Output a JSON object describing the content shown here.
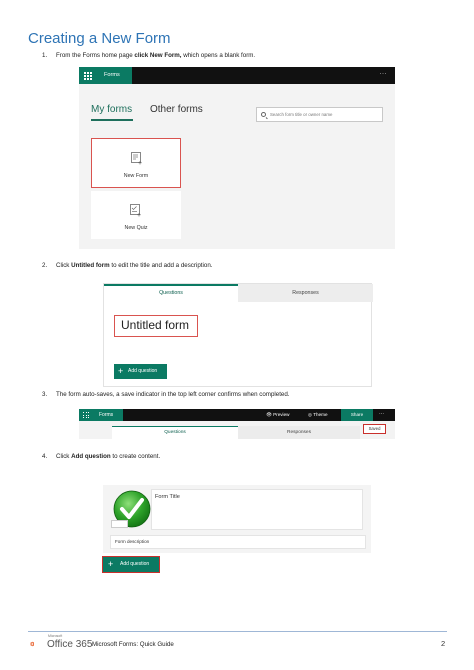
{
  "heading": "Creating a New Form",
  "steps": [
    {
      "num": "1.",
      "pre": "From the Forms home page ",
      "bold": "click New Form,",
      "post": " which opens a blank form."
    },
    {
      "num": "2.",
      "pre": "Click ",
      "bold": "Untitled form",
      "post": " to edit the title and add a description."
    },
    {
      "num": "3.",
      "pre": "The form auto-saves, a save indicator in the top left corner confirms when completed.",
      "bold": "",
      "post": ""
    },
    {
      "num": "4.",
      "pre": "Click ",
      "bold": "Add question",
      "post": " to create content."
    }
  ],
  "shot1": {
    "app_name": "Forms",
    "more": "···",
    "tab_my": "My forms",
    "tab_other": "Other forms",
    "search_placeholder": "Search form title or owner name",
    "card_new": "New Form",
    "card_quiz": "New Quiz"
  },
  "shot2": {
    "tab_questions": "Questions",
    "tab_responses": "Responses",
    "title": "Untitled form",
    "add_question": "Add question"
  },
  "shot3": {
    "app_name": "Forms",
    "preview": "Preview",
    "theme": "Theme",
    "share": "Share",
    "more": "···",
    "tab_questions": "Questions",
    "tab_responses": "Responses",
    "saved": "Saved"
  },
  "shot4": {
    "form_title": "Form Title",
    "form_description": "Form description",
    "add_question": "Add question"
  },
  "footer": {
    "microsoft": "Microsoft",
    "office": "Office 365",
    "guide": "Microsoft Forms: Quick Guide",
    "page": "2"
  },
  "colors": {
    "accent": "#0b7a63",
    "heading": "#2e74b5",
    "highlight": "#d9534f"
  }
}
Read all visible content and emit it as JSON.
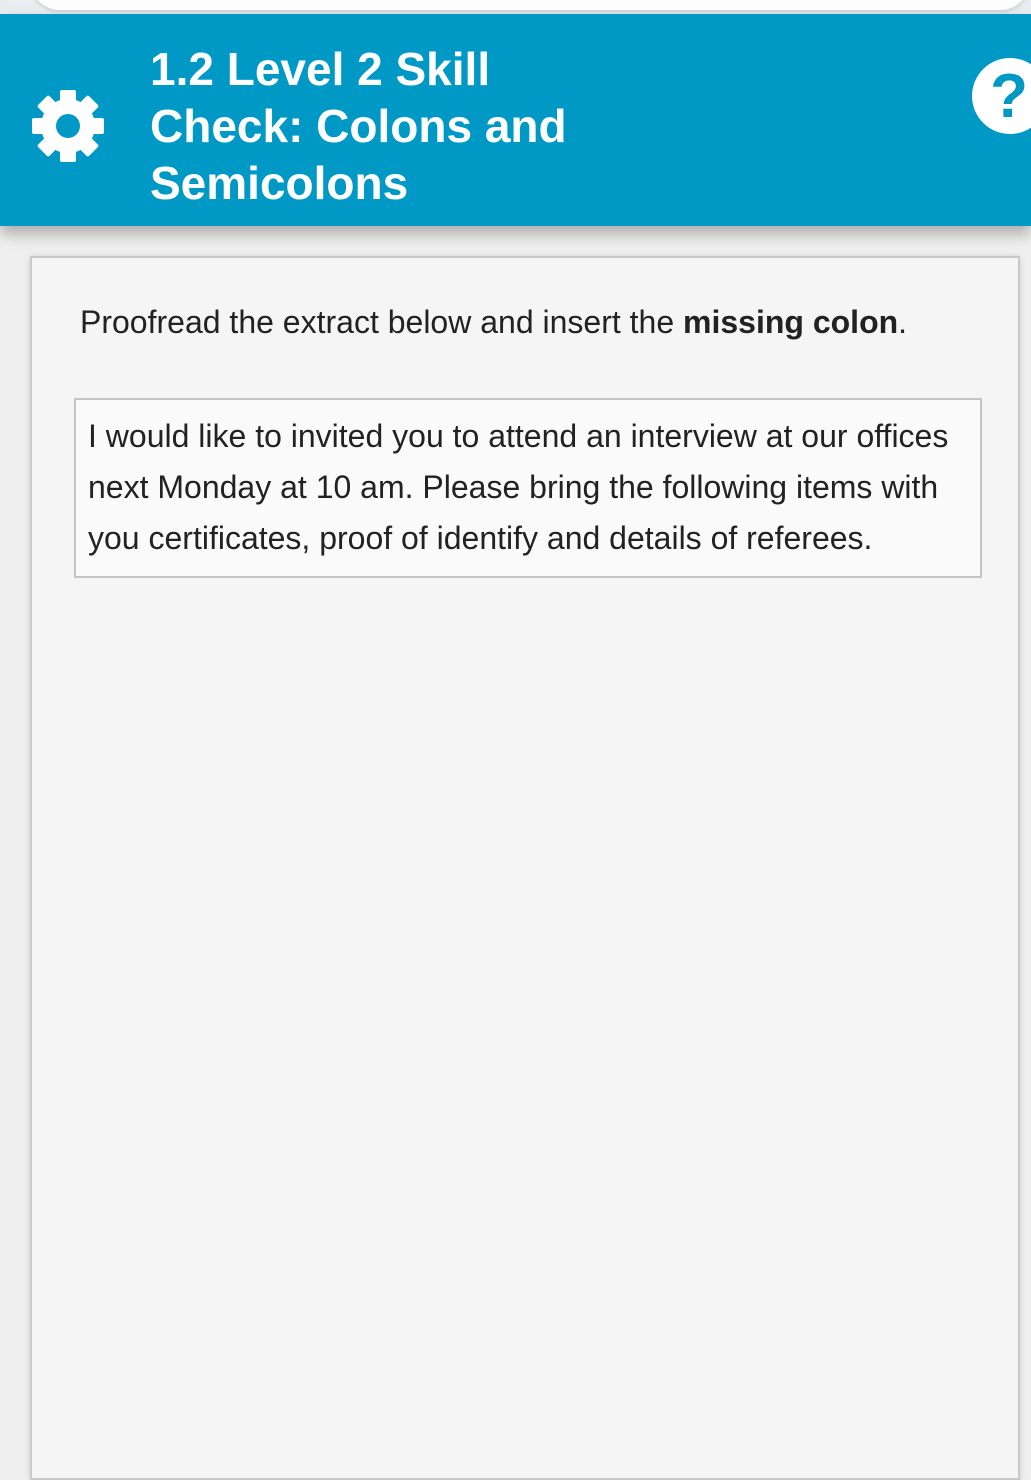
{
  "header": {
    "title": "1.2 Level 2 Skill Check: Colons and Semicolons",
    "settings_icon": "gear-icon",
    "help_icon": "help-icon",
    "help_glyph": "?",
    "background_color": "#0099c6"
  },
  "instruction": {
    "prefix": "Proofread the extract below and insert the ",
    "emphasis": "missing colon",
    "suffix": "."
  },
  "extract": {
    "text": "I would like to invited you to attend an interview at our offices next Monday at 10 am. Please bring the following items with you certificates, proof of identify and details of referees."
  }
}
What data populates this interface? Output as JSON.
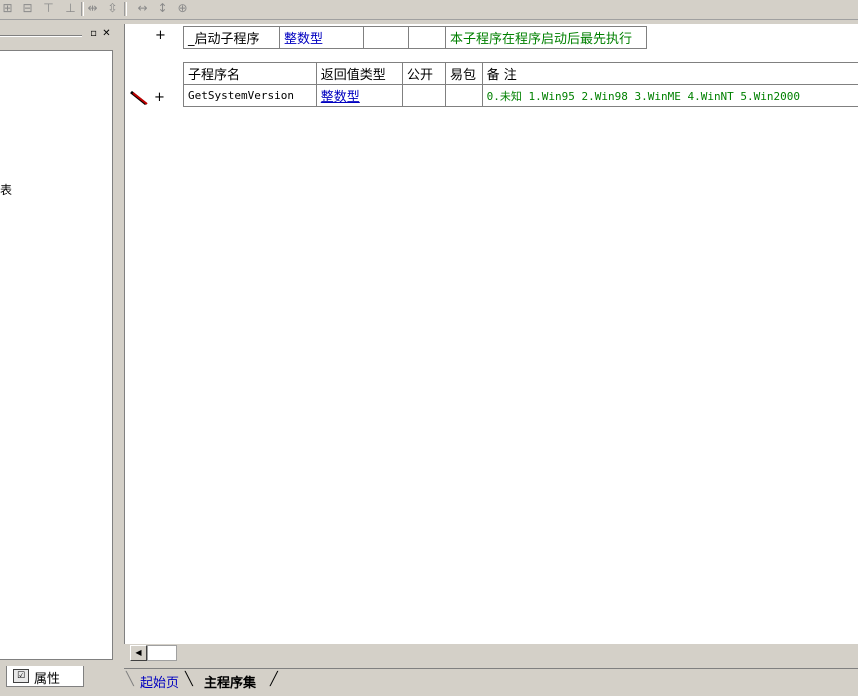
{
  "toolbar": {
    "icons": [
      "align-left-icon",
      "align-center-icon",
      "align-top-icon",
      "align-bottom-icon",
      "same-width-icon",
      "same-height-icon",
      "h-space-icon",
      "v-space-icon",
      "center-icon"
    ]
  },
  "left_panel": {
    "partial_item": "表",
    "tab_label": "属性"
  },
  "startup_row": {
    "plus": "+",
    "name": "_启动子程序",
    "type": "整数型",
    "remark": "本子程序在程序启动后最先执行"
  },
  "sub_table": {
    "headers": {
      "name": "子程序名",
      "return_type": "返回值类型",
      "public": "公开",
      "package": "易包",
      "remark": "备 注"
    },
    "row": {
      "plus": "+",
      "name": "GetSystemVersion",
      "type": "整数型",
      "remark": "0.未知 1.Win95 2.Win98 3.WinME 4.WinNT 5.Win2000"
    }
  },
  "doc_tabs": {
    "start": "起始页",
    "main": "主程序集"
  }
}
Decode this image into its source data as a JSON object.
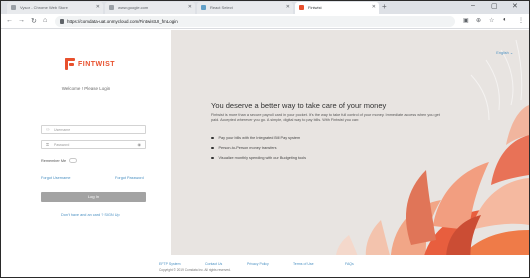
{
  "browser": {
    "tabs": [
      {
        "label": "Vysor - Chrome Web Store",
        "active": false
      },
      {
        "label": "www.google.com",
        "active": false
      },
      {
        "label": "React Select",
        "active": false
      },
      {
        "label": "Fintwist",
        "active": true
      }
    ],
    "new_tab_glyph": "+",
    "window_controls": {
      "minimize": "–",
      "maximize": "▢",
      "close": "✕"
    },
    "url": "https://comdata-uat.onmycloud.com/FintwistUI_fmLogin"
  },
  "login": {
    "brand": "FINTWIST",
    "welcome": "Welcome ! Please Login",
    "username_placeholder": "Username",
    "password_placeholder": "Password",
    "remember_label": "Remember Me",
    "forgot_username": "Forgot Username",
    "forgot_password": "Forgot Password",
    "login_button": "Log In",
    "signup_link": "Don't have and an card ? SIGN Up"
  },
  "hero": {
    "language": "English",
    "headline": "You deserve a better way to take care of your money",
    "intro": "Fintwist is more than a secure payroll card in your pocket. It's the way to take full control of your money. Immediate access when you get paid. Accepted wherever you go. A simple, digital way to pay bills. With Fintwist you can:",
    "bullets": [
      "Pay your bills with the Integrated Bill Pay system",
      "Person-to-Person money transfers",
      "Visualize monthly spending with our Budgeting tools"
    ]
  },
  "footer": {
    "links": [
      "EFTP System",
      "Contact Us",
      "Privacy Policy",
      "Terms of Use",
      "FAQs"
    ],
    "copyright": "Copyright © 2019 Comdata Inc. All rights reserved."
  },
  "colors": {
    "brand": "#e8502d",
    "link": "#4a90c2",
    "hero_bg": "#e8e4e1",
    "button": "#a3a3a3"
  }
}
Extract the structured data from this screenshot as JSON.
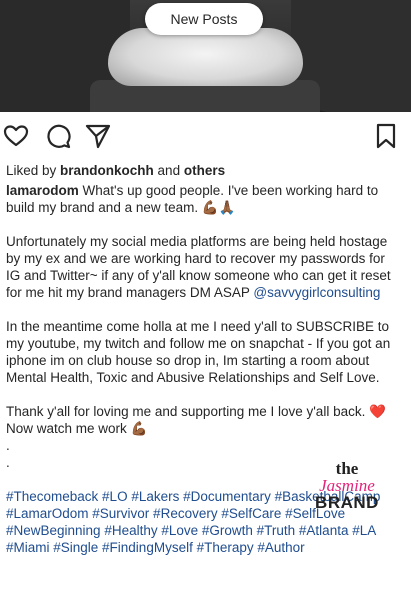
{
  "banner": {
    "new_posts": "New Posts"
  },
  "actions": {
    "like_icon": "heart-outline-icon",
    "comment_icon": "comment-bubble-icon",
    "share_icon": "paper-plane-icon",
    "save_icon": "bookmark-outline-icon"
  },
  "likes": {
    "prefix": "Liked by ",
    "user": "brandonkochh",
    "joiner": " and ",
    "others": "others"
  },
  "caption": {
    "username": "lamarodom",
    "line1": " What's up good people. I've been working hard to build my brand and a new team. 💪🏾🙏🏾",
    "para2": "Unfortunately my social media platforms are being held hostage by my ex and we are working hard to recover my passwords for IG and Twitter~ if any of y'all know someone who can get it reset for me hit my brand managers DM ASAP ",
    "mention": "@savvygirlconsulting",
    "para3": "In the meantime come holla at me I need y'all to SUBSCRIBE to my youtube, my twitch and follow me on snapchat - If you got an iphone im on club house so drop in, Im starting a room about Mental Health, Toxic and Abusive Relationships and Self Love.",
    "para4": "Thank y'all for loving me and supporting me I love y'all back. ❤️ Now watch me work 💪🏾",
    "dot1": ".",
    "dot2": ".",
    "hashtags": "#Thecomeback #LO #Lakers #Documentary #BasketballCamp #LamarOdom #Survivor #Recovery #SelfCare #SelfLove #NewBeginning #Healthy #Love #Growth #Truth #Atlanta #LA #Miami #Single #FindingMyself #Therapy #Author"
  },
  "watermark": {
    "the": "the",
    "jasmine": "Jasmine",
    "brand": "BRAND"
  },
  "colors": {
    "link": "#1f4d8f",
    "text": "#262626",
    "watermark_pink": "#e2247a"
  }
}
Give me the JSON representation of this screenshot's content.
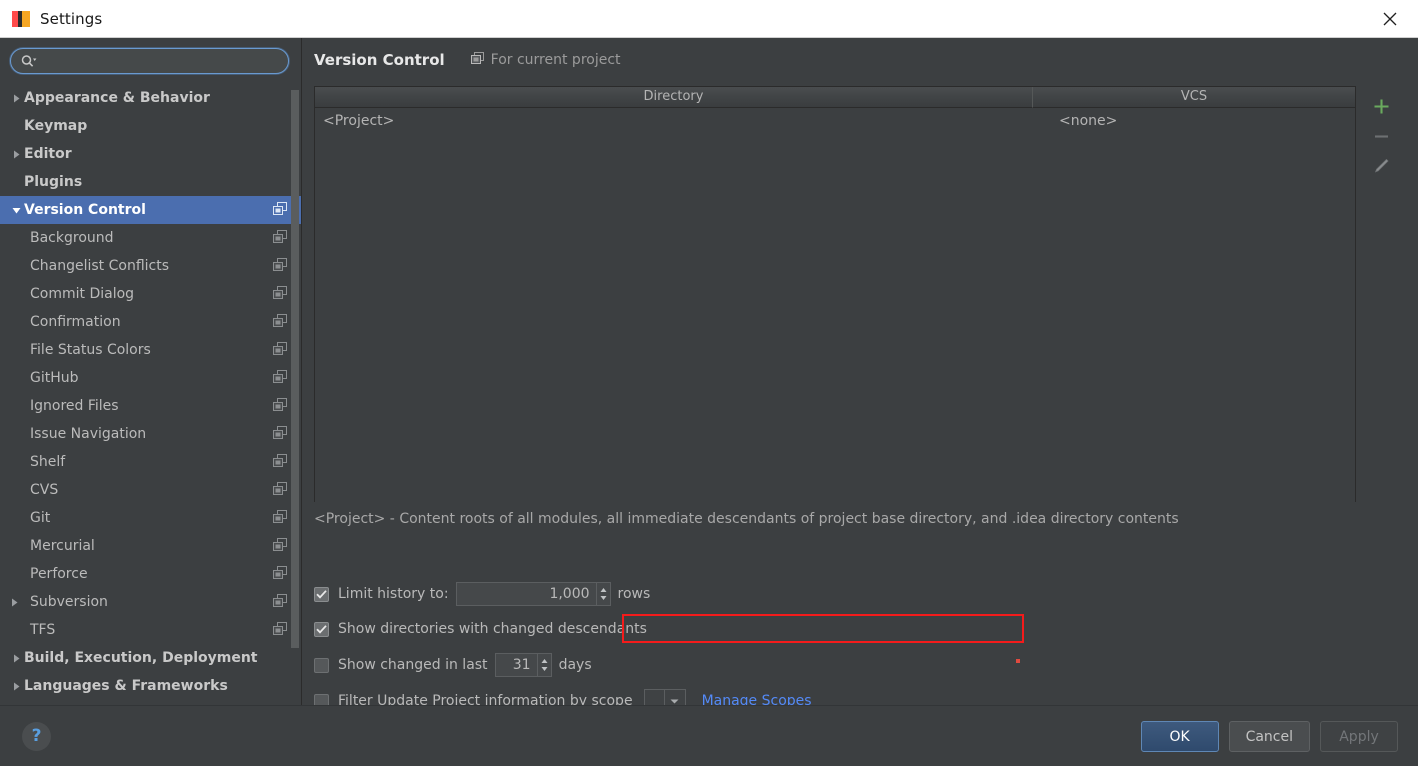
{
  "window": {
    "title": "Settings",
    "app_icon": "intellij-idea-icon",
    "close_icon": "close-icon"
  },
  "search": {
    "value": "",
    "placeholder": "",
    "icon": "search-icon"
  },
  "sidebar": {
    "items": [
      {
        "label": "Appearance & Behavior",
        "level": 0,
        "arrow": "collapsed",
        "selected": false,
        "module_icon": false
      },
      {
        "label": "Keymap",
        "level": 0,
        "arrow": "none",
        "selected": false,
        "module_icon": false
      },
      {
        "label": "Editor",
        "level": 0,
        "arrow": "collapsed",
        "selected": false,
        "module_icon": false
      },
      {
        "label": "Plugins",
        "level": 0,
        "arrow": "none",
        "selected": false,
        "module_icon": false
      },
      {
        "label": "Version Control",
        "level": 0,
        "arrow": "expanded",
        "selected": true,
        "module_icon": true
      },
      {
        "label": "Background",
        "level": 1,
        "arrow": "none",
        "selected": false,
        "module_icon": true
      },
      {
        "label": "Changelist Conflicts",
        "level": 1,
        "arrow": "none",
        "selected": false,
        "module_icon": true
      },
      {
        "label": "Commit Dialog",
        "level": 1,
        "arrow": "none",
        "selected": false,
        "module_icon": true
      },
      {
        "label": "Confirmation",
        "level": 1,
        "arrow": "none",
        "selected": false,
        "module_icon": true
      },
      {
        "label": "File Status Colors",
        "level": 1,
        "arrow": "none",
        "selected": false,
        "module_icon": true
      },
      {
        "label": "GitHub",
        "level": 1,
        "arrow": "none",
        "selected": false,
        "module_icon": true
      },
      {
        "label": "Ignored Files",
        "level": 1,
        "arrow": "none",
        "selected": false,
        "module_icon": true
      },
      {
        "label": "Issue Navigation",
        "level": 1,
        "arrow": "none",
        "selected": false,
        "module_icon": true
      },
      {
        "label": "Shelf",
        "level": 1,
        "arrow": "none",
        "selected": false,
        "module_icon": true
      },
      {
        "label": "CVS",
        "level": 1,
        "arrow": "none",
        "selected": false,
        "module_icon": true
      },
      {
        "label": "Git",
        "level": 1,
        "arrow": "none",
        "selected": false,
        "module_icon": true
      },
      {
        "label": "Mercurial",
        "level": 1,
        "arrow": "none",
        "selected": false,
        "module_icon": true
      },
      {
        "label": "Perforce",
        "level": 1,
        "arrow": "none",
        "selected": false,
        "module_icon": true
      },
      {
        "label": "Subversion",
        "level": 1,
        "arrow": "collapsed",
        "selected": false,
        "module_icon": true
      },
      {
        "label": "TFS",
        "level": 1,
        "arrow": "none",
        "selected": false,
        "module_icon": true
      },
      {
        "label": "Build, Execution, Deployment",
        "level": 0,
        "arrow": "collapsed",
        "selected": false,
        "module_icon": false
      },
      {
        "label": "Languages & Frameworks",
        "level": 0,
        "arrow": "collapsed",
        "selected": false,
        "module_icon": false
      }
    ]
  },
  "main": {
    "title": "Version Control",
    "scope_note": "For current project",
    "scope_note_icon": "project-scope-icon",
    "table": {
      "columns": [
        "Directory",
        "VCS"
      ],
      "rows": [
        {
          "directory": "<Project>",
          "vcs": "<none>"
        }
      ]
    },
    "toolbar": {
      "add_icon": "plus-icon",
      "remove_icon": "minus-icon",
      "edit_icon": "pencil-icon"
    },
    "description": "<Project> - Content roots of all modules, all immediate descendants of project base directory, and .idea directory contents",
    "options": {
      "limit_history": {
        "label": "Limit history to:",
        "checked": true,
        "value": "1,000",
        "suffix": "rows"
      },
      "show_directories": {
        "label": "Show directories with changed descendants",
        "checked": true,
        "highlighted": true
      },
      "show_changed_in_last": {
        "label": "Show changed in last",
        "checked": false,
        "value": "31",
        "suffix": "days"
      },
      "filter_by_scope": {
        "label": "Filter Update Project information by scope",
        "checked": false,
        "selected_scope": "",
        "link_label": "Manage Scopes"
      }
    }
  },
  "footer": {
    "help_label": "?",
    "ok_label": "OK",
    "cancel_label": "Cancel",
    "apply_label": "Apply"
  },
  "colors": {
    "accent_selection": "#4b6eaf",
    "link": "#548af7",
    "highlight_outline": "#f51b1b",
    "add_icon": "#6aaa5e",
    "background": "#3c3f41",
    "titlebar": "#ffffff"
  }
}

Stated problem: Gather each line of the listing that holds the string "bold".

Solution:
      "bold": "click New Form,",
      "bold": "Untitled form",
      "bold": "",
      "bold": "Add question",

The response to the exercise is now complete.